• _RECORDED DATA_:

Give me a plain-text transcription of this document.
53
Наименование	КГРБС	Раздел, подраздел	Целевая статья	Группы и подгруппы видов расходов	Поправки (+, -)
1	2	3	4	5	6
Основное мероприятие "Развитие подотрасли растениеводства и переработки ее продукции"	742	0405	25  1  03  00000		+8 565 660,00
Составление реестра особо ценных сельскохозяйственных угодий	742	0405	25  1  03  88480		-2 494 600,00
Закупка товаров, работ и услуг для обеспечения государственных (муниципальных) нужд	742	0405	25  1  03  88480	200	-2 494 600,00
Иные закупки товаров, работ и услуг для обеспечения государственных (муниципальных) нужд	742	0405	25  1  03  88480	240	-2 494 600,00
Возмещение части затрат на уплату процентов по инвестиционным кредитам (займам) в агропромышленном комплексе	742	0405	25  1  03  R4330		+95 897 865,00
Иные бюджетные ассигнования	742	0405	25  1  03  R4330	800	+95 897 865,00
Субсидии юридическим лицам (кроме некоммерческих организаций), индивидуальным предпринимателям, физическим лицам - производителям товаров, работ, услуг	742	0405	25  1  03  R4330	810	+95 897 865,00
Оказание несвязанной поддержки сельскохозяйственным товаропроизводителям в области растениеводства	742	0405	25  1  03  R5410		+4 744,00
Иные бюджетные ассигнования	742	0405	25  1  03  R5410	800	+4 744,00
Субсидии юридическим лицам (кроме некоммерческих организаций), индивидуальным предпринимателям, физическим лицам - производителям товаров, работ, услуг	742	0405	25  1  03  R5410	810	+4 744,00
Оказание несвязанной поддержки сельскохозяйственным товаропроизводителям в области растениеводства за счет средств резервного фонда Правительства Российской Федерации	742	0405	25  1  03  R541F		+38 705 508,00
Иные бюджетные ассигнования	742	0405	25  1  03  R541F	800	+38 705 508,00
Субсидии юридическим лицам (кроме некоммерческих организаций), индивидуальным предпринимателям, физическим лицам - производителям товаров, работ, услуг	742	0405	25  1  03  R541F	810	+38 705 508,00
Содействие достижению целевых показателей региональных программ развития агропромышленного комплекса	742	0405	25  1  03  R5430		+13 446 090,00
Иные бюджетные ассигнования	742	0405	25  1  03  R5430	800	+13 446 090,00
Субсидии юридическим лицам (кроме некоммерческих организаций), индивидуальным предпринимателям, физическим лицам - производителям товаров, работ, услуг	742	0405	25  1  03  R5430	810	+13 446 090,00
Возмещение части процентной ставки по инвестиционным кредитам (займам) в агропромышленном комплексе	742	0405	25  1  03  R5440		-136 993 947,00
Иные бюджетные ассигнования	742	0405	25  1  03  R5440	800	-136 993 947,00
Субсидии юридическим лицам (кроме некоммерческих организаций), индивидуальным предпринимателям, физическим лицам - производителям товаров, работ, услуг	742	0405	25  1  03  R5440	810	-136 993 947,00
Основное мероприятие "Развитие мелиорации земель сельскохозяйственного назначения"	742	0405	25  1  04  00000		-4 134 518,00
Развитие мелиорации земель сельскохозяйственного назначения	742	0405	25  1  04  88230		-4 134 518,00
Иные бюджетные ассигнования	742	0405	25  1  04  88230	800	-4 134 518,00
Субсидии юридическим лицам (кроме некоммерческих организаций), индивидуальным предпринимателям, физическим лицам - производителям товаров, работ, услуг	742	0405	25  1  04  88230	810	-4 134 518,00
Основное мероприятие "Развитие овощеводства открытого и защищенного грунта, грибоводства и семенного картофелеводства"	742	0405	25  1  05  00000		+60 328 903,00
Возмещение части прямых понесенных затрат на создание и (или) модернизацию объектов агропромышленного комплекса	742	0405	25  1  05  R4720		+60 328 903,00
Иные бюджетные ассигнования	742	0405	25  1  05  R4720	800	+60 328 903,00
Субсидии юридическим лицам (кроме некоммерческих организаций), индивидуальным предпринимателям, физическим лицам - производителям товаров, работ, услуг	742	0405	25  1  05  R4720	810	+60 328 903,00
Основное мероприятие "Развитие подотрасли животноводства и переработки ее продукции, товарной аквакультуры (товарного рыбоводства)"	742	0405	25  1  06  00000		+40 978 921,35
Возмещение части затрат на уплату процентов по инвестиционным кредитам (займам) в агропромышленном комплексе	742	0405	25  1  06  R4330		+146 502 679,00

• _REQUEST_: Pick out the lines that contain "поддержки" and copy them.

• _ANSWER TO THE EXERCISE_:
Оказание несвязанной поддержки сельскохозяйственным товаропроизводителям в области растениеводства	742	0405	25  1  03  R5410		+4 744,00
Оказание несвязанной поддержки сельскохозяйственным товаропроизводителям в области растениеводства за счет средств резервного фонда Правительства Российской Федерации	742	0405	25  1  03  R541F		+38 705 508,00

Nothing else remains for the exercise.